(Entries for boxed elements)
________________
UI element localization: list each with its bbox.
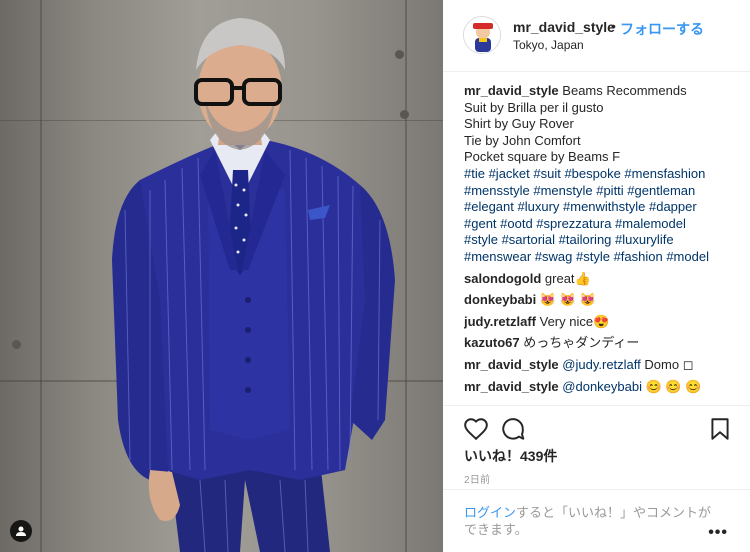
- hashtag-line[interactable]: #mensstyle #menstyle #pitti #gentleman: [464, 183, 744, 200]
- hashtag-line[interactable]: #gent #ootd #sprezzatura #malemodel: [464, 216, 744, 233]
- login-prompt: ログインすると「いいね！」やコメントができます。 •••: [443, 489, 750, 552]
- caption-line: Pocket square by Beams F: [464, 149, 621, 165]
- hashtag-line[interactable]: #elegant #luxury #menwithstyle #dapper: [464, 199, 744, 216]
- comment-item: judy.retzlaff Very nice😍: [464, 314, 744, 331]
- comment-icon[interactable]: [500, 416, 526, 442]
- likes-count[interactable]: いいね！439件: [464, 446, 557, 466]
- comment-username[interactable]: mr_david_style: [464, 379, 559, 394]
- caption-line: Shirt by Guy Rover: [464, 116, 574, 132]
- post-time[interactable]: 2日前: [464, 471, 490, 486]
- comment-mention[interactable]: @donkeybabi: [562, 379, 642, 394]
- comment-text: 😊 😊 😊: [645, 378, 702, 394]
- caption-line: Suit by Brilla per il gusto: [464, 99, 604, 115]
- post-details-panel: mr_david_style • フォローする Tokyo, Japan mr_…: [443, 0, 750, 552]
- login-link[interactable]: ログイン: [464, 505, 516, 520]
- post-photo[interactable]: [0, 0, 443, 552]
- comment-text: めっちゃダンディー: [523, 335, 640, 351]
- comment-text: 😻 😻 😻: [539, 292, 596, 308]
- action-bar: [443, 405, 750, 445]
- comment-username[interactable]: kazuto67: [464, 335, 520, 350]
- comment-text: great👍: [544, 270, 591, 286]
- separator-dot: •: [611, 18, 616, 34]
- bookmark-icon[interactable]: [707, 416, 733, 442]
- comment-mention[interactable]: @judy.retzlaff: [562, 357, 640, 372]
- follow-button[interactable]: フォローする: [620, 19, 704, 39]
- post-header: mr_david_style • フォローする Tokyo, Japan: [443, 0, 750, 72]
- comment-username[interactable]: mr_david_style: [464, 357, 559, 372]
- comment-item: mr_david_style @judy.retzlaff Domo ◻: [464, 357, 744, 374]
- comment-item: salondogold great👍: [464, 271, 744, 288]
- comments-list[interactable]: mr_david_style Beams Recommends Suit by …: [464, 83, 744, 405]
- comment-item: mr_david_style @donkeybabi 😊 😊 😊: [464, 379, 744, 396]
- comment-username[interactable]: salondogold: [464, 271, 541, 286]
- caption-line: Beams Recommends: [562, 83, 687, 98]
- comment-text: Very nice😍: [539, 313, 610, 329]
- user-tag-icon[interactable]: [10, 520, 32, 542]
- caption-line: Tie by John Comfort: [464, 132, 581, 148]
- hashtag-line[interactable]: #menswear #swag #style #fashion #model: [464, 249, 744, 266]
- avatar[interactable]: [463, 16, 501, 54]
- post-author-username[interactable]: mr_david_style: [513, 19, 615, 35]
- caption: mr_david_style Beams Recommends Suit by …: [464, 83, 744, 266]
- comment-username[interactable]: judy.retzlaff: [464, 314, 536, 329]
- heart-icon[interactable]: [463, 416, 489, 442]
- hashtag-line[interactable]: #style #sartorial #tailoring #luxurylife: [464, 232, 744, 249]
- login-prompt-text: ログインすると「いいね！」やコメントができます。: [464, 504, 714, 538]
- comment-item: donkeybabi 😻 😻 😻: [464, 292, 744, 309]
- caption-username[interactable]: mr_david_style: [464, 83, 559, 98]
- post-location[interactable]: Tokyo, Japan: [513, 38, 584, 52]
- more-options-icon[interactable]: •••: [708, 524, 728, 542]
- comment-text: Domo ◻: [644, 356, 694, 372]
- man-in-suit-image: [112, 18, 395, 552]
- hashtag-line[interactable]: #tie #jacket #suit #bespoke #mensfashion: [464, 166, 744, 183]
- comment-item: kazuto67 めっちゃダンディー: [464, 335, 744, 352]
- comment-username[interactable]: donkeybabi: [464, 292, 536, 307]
________________
EXERCISE REQUIREMENTS
Render the lines of the data as a JSON list of strings, one string per line. Start with the line containing "- hashtag-line[interactable]: #mensstyle" and continue through the line containing "- caption-line: Pocket", both included.

SOLUTION TO THIS EXERCISE
[
  "- hashtag-line[interactable]: #mensstyle #menstyle #pitti #gentleman: [464, 183, 744, 200]",
  "- hashtag-line[interactable]: #gent #ootd #sprezzatura #malemodel: [464, 216, 744, 233]",
  "- login-prompt: ログインすると「いいね！」やコメントができます。 •••: [443, 489, 750, 552]",
  "- caption-line: Pocket square by Beams F: [464, 149, 621, 165]"
]